■ TASK GOAL
Answer with nothing but the number of lines that include the word "ylabel".

|---|

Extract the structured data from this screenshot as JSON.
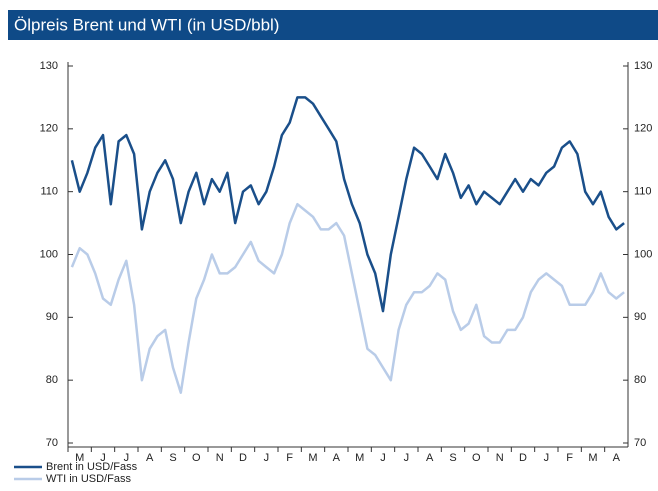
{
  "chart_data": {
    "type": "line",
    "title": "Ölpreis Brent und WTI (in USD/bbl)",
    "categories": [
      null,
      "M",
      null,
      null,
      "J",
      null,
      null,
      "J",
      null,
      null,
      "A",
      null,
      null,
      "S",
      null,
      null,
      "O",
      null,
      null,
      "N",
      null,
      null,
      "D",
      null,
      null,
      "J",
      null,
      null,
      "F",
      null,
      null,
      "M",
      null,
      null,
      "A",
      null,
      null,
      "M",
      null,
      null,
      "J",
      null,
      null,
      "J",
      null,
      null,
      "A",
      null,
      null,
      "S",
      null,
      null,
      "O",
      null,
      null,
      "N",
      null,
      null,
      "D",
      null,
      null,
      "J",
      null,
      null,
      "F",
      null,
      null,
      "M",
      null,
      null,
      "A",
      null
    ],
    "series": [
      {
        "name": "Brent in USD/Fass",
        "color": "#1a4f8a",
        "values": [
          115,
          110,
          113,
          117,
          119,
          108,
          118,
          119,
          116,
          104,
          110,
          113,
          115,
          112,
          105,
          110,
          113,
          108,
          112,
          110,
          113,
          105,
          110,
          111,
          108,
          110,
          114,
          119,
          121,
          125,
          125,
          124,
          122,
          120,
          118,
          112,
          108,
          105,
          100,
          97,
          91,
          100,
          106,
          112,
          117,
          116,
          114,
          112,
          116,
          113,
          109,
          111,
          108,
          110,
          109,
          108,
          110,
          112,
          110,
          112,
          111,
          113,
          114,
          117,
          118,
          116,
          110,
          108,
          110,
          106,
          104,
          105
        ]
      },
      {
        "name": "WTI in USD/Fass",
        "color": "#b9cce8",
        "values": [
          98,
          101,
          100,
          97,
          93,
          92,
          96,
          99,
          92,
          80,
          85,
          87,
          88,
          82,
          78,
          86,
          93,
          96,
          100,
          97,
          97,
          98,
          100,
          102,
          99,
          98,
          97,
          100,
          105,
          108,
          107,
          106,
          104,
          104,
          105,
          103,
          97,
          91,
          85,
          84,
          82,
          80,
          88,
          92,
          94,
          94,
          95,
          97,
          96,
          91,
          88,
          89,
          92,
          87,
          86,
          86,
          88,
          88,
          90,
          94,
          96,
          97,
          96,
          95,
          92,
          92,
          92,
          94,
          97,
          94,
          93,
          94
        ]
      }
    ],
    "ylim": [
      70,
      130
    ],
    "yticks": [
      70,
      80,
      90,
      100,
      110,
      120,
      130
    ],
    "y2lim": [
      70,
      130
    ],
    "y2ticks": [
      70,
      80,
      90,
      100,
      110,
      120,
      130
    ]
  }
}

|---|

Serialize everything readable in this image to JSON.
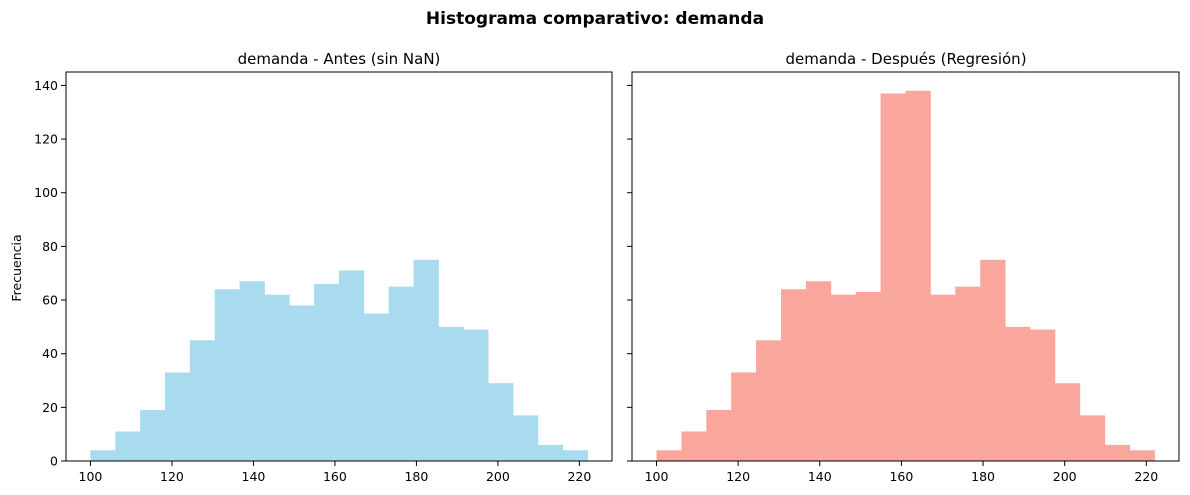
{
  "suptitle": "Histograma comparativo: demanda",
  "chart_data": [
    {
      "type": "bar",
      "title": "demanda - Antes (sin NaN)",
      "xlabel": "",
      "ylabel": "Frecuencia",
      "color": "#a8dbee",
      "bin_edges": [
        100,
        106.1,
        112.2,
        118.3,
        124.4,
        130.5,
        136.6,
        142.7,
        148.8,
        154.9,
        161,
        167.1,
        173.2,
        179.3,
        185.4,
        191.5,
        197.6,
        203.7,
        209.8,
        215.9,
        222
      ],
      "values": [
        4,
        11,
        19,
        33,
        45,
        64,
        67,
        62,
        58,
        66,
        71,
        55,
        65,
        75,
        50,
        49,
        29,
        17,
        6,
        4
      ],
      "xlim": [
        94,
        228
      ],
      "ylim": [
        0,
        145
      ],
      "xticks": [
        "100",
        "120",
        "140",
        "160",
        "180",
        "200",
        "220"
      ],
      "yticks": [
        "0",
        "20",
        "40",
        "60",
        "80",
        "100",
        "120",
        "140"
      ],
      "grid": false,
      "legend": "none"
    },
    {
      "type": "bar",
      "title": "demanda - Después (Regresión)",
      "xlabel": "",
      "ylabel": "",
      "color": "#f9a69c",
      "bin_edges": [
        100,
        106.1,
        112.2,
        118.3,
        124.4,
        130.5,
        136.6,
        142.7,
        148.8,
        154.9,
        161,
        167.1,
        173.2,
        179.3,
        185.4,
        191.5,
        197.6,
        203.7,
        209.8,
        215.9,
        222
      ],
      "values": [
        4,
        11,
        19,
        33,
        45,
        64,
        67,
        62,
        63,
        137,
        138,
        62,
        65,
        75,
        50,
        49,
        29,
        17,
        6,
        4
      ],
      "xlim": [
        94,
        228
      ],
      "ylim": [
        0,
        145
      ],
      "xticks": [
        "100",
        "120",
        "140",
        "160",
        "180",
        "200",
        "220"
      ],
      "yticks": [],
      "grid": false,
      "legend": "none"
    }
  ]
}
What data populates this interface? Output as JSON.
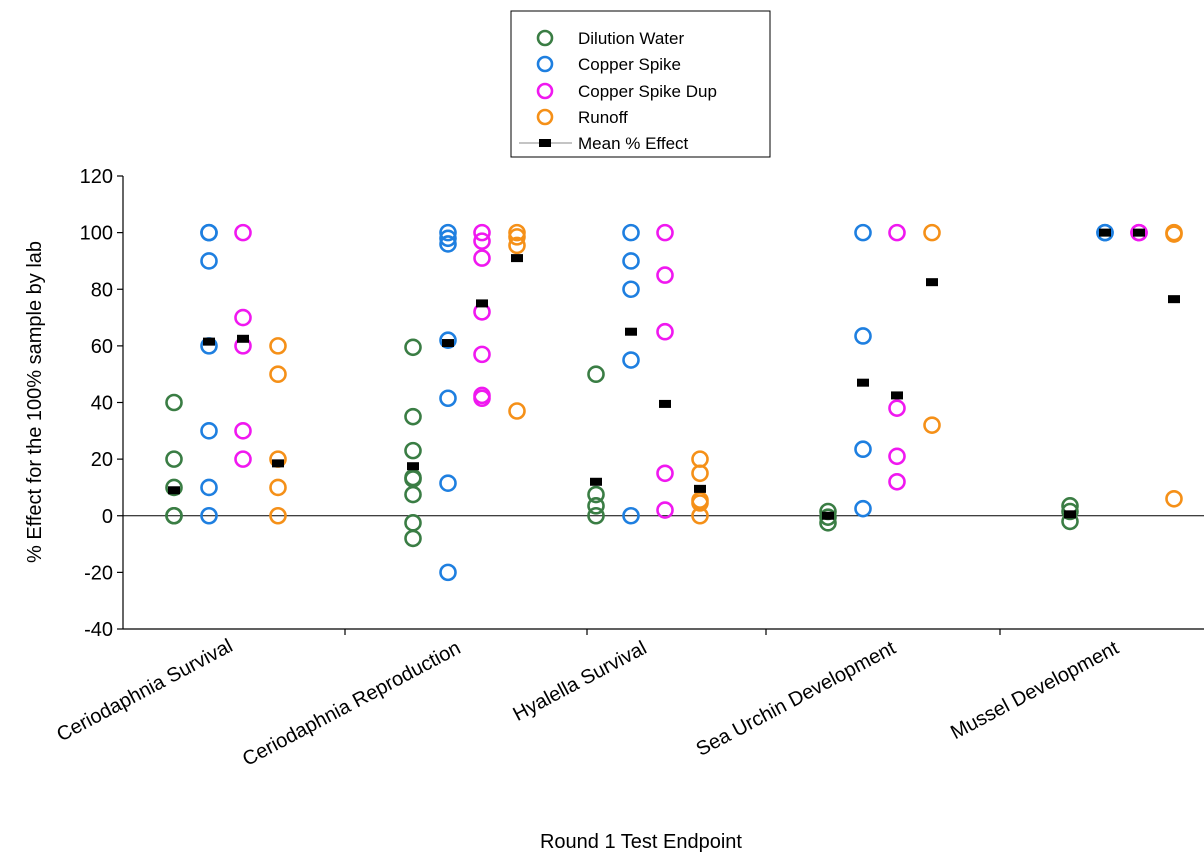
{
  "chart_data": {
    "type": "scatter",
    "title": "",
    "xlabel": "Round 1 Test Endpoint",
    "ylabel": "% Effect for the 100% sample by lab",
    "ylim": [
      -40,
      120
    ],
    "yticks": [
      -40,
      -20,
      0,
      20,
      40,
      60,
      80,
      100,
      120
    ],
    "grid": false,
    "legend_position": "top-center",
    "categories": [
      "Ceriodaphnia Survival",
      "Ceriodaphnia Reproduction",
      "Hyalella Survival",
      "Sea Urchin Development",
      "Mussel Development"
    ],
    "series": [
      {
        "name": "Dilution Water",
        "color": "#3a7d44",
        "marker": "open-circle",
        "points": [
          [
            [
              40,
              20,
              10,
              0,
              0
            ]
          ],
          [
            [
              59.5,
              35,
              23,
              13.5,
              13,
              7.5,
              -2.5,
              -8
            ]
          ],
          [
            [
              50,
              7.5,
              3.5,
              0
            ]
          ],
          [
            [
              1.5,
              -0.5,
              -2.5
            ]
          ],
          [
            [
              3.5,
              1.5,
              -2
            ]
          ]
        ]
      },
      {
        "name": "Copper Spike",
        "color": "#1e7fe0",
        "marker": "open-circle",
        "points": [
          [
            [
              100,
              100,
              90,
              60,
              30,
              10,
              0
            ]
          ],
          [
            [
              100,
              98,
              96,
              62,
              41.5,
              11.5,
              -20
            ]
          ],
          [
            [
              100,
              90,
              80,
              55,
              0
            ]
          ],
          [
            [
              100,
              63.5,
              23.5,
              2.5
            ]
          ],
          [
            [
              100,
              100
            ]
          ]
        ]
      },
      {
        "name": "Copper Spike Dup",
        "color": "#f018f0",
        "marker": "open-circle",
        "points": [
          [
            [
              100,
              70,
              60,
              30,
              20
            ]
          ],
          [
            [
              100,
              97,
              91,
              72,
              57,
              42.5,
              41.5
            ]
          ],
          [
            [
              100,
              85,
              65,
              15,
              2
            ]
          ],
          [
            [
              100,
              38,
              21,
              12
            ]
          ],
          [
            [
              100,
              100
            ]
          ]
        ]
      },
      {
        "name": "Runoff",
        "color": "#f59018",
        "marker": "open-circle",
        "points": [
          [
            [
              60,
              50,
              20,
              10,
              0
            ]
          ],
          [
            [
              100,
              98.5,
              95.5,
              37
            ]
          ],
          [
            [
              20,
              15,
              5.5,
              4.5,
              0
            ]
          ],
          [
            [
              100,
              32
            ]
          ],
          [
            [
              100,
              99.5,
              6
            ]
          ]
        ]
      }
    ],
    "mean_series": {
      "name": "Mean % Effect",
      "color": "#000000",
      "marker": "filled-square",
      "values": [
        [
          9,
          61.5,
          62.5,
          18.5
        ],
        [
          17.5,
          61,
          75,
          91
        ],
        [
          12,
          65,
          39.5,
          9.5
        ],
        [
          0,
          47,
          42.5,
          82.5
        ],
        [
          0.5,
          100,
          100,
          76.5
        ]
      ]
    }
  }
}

|---|

■ SOLUTION TO THIS PROBLEM
3